— What is being asked —
Search the material below for the word "предоставление". Copy every line that has it.

— The input —

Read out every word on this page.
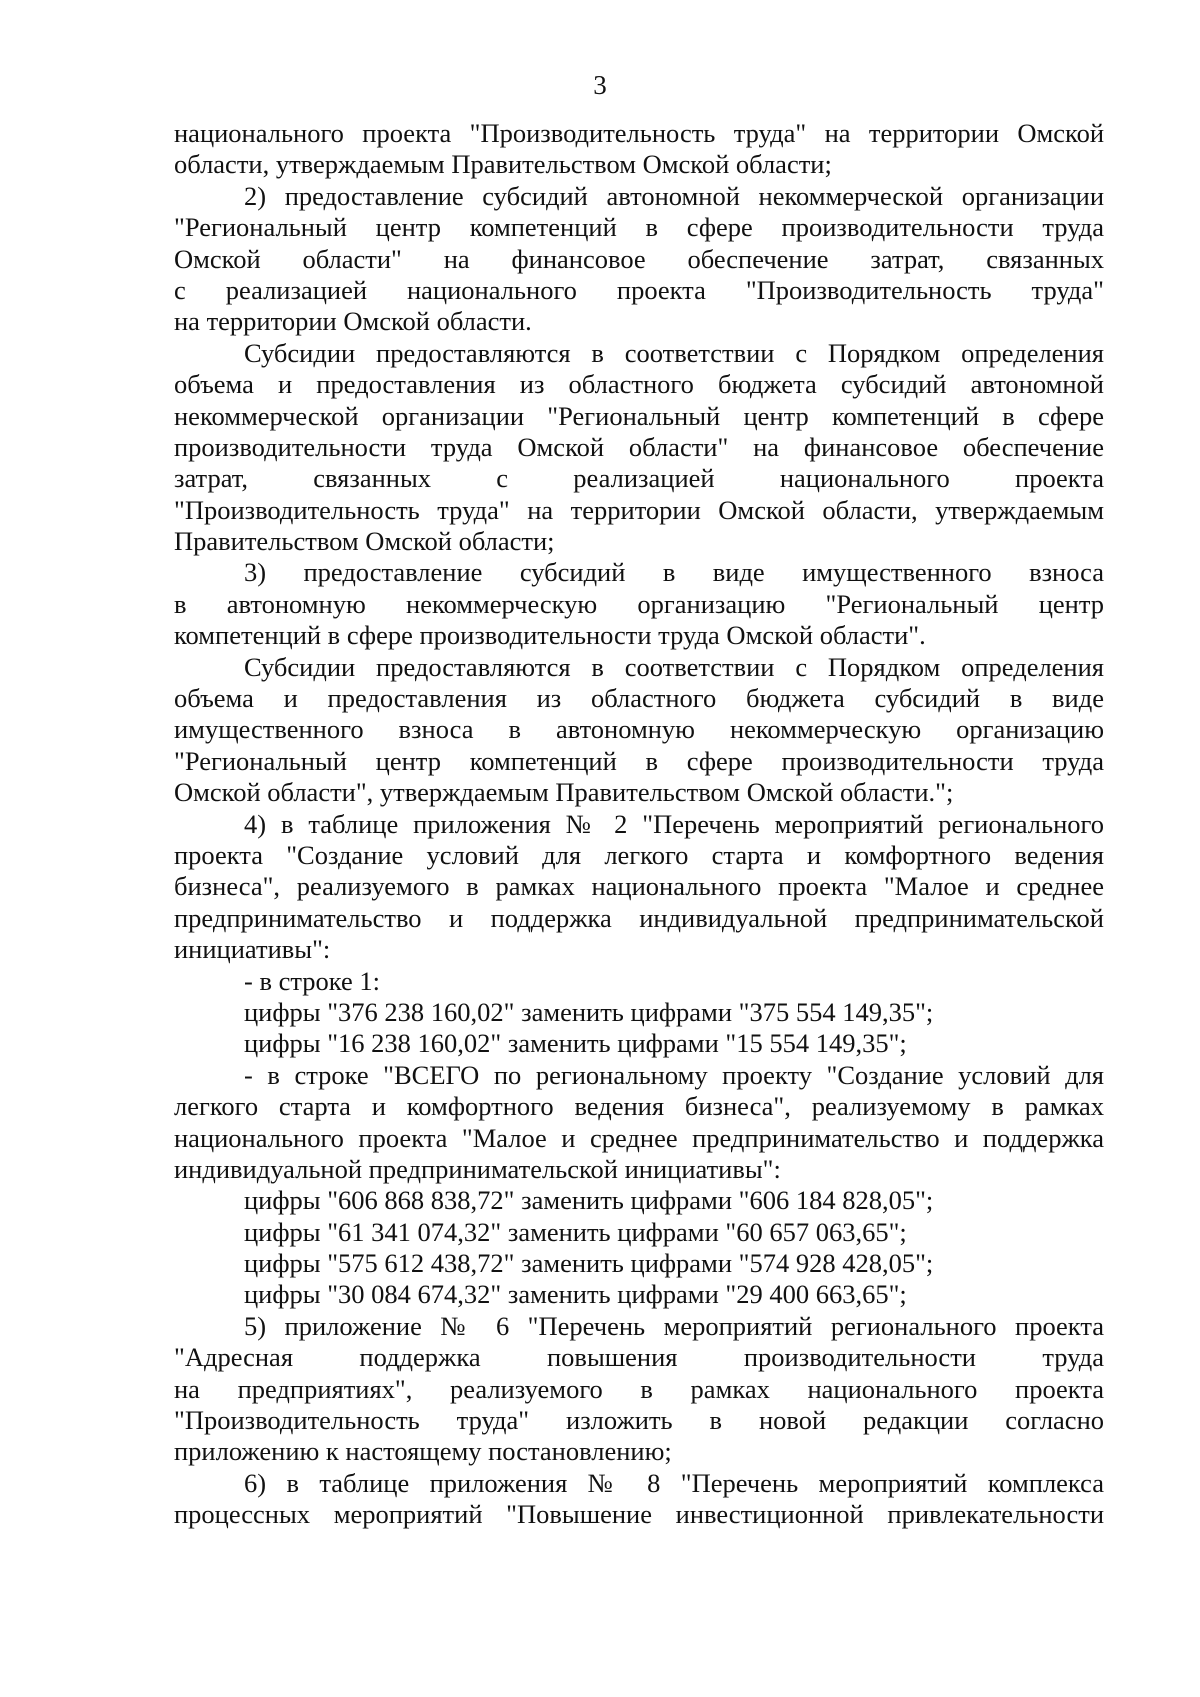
3
национального проекта "Производительность труда" на территории Омской
области, утверждаемым Правительством Омской области;
2) предоставление субсидий автономной некоммерческой организации
"Региональный центр компетенций в сфере производительности труда
Омской области" на финансовое обеспечение затрат, связанных
с реализацией национального проекта "Производительность труда"
на территории Омской области.
Субсидии предоставляются в соответствии с Порядком определения
объема и предоставления из областного бюджета субсидий автономной
некоммерческой организации "Региональный центр компетенций в сфере
производительности труда Омской области" на финансовое обеспечение
затрат, связанных с реализацией национального проекта
"Производительность труда" на территории Омской области, утверждаемым
Правительством Омской области;
3) предоставление субсидий в виде имущественного взноса
в автономную некоммерческую организацию "Региональный центр
компетенций в сфере производительности труда Омской области".
Субсидии предоставляются в соответствии с Порядком определения
объема и предоставления из областного бюджета субсидий в виде
имущественного взноса в автономную некоммерческую организацию
"Региональный центр компетенций в сфере производительности труда
Омской области", утверждаемым Правительством Омской области.";
4) в таблице приложения № 2 "Перечень мероприятий регионального
проекта "Создание условий для легкого старта и комфортного ведения
бизнеса", реализуемого в рамках национального проекта "Малое и среднее
предпринимательство и поддержка индивидуальной предпринимательской
инициативы":
- в строке 1:
цифры "376 238 160,02" заменить цифрами "375 554 149,35";
цифры "16 238 160,02" заменить цифрами "15 554 149,35";
- в строке "ВСЕГО по региональному проекту "Создание условий для
легкого старта и комфортного ведения бизнеса", реализуемому в рамках
национального проекта "Малое и среднее предпринимательство и поддержка
индивидуальной предпринимательской инициативы":
цифры "606 868 838,72" заменить цифрами "606 184 828,05";
цифры "61 341 074,32" заменить цифрами "60 657 063,65";
цифры "575 612 438,72" заменить цифрами "574 928 428,05";
цифры "30 084 674,32" заменить цифрами "29 400 663,65";
5) приложение № 6 "Перечень мероприятий регионального проекта
"Адресная поддержка повышения производительности труда
на предприятиях", реализуемого в рамках национального проекта
"Производительность труда" изложить в новой редакции согласно
приложению к настоящему постановлению;
6) в таблице приложения № 8 "Перечень мероприятий комплекса
процессных мероприятий "Повышение инвестиционной привлекательности
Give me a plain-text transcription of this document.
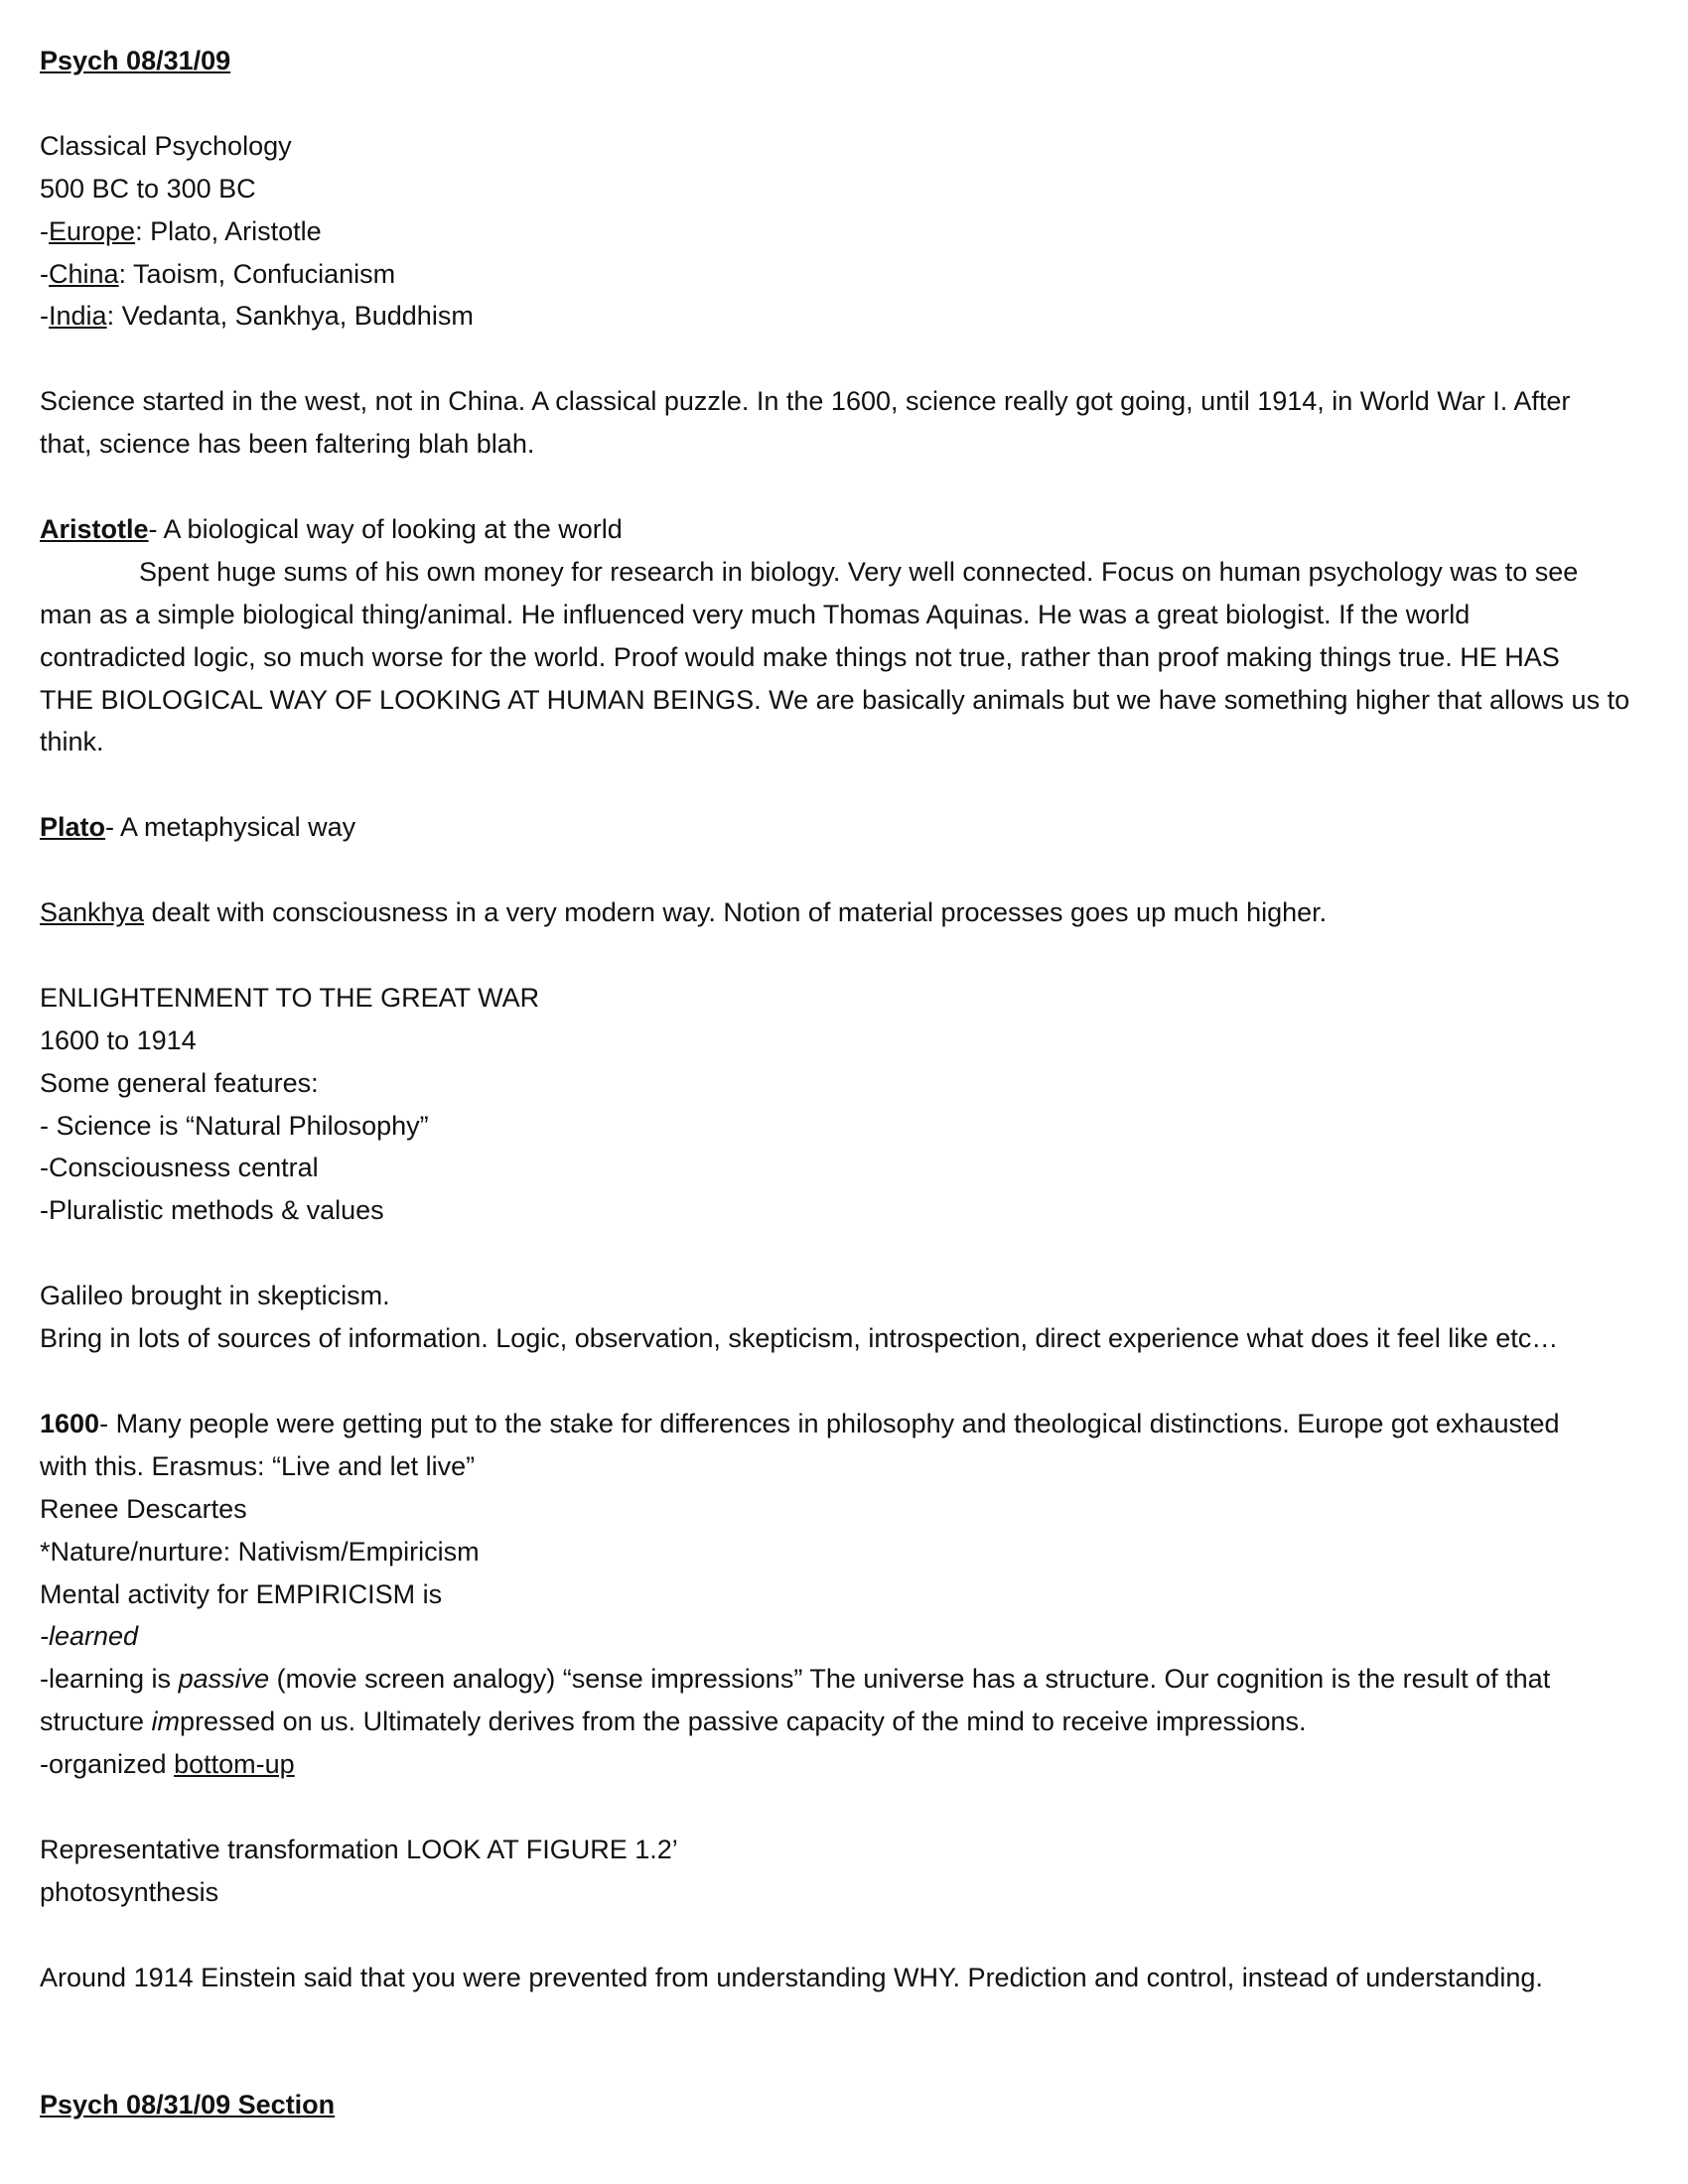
Psych 08/31/09
Classical Psychology
500 BC to 300 BC
-Europe: Plato, Aristotle
-China: Taoism, Confucianism
-India: Vedanta, Sankhya, Buddhism
Science started in the west, not in China. A classical puzzle. In the 1600, science really got going, until 1914, in World War I. After
that, science has been faltering blah blah.
Aristotle- A biological way of looking at the world
Spent huge sums of his own money for research in biology. Very well connected. Focus on human psychology was to see
man as a simple biological thing/animal. He influenced very much Thomas Aquinas. He was a great biologist. If the world
contradicted logic, so much worse for the world. Proof would make things not true, rather than proof making things true. HE HAS
THE BIOLOGICAL WAY OF LOOKING AT HUMAN BEINGS. We are basically animals but we have something higher that allows us to
think.
Plato- A metaphysical way
Sankhya dealt with consciousness in a very modern way. Notion of material processes goes up much higher.
ENLIGHTENMENT TO THE GREAT WAR
1600 to 1914
Some general features:
- Science is “Natural Philosophy”
-Consciousness central
-Pluralistic methods & values
Galileo brought in skepticism.
Bring in lots of sources of information. Logic, observation, skepticism, introspection, direct experience what does it feel like etc…
1600- Many people were getting put to the stake for differences in philosophy and theological distinctions. Europe got exhausted
with this. Erasmus: “Live and let live”
Renee Descartes
*Nature/nurture: Nativism/Empiricism
Mental activity for EMPIRICISM is
-learned
-learning is passive (movie screen analogy) “sense impressions” The universe has a structure. Our cognition is the result of that
structure impressed on us. Ultimately derives from the passive capacity of the mind to receive impressions.
-organized bottom-up
Representative transformation LOOK AT FIGURE 1.2’
photosynthesis
Around 1914 Einstein said that you were prevented from understanding WHY. Prediction and control, instead of understanding.
Psych 08/31/09 Section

— Exercise response —
2) предоставление субсидий автономной некоммерческой организации
3) предоставление субсидий в виде имущественного взноса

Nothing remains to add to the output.